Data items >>

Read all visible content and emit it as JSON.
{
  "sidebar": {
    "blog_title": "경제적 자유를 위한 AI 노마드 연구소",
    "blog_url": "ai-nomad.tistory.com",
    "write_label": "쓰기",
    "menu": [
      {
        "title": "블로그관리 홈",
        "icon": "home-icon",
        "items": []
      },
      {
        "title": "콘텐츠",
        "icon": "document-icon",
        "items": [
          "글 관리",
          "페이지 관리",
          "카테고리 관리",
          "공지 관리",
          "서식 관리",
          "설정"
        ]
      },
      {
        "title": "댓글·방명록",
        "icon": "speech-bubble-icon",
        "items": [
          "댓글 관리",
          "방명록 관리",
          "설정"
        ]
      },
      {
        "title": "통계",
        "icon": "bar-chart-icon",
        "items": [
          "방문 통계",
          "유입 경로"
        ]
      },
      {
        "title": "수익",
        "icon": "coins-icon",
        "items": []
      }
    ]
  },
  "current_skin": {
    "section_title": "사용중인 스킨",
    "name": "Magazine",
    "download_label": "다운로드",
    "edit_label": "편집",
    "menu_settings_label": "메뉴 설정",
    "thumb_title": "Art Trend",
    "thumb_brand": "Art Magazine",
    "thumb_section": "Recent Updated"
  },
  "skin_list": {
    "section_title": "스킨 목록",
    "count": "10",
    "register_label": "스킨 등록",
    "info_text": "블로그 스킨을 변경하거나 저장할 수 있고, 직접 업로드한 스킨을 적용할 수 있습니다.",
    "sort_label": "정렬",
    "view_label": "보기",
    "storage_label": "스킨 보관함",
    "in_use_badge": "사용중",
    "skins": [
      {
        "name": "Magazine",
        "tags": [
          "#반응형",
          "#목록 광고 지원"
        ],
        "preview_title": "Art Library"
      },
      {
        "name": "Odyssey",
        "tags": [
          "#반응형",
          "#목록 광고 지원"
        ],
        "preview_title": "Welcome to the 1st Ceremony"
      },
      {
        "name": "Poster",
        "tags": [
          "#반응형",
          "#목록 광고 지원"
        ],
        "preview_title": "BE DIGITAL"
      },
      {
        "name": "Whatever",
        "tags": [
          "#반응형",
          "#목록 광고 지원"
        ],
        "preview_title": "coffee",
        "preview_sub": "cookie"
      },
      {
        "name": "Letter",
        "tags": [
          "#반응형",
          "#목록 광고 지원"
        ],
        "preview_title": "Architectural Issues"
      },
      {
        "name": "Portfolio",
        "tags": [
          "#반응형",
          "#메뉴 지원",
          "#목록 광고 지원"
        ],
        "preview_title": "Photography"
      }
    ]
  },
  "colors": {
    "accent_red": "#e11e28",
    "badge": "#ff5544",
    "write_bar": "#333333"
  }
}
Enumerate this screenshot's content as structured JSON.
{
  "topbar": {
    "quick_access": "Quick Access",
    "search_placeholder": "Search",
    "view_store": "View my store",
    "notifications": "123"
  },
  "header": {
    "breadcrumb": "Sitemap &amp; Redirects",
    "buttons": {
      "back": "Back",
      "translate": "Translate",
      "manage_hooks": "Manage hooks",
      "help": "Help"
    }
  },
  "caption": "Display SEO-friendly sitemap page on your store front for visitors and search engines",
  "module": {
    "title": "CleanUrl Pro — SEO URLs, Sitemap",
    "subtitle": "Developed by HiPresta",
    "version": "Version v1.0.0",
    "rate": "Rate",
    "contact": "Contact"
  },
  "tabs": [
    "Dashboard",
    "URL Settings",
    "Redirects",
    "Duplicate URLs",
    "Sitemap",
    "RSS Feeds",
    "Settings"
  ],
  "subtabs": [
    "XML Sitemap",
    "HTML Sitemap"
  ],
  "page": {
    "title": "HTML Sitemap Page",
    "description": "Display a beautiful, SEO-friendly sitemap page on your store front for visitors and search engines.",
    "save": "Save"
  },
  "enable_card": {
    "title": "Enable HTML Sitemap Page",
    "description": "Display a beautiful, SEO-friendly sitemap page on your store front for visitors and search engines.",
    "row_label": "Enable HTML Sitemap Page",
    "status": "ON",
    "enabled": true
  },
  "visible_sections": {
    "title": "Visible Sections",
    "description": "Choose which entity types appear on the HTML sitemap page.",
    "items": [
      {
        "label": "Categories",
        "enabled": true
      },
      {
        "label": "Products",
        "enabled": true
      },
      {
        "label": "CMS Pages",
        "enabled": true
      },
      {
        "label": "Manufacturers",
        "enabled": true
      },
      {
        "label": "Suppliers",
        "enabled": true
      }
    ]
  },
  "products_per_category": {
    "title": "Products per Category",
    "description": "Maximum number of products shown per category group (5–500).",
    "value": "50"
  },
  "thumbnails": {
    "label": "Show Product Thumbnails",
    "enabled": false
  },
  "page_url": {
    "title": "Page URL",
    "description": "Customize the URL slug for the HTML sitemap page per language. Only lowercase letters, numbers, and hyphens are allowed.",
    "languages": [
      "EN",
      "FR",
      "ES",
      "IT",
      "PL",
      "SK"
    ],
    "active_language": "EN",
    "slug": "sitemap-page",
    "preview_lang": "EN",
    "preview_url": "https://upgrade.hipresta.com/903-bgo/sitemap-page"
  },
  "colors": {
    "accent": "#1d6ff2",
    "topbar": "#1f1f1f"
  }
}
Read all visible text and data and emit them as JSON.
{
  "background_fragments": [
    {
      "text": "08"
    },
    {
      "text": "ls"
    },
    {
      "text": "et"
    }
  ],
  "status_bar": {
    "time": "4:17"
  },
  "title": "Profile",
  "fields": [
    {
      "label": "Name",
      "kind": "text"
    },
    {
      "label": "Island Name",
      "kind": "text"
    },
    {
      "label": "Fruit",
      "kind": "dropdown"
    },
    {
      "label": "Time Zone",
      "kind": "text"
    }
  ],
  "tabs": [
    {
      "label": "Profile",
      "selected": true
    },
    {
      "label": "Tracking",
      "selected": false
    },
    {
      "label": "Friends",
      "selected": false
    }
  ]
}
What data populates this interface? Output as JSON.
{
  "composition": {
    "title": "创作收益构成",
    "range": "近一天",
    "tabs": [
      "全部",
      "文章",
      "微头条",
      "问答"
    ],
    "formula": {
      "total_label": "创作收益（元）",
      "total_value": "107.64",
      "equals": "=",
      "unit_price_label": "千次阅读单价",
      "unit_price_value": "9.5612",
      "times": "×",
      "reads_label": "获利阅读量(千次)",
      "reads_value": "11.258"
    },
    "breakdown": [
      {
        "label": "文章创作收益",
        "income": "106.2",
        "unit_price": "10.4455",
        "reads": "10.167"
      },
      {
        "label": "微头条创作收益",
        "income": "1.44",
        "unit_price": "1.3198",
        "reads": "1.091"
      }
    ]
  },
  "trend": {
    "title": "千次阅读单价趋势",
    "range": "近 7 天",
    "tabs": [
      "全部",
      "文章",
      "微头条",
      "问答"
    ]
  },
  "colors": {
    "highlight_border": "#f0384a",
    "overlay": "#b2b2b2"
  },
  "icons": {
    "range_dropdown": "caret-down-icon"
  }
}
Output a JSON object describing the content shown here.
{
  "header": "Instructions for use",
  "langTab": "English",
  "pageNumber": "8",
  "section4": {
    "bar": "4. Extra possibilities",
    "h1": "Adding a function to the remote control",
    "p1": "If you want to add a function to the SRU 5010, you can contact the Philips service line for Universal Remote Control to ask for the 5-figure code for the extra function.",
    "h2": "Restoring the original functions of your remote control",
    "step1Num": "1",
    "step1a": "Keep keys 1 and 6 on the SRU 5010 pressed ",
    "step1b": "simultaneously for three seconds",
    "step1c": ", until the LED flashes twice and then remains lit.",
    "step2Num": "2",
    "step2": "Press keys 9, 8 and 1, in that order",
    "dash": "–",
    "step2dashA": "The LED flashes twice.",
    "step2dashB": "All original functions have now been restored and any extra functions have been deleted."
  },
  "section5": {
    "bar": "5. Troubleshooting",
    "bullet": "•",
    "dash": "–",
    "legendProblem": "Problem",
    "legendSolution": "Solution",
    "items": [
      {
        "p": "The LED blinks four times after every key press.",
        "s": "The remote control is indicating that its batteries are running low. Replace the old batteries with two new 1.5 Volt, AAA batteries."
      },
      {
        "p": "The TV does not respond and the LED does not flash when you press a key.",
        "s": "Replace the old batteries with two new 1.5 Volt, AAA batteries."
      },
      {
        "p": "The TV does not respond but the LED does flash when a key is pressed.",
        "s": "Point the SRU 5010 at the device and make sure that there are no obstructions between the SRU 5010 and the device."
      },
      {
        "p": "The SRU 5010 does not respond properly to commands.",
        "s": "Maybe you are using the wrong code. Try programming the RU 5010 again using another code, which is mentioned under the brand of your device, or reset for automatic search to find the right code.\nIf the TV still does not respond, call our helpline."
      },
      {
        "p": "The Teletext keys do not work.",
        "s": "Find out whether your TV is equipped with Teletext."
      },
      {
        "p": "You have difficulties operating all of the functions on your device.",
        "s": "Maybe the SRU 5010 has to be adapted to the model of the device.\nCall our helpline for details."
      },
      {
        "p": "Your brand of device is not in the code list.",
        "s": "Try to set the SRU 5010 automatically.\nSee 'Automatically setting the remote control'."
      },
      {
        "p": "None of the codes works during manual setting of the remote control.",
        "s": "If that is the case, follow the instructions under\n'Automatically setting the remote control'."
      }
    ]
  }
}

Set problem >> Write out every line of the preceding listing that contains "with".

Reply to the exercise >>
        "s": "The remote control is indicating that its batteries are running low. Replace the old batteries with two new 1.5 Volt, AAA batteries."
        "s": "Replace the old batteries with two new 1.5 Volt, AAA batteries."
        "s": "Find out whether your TV is equipped with Teletext."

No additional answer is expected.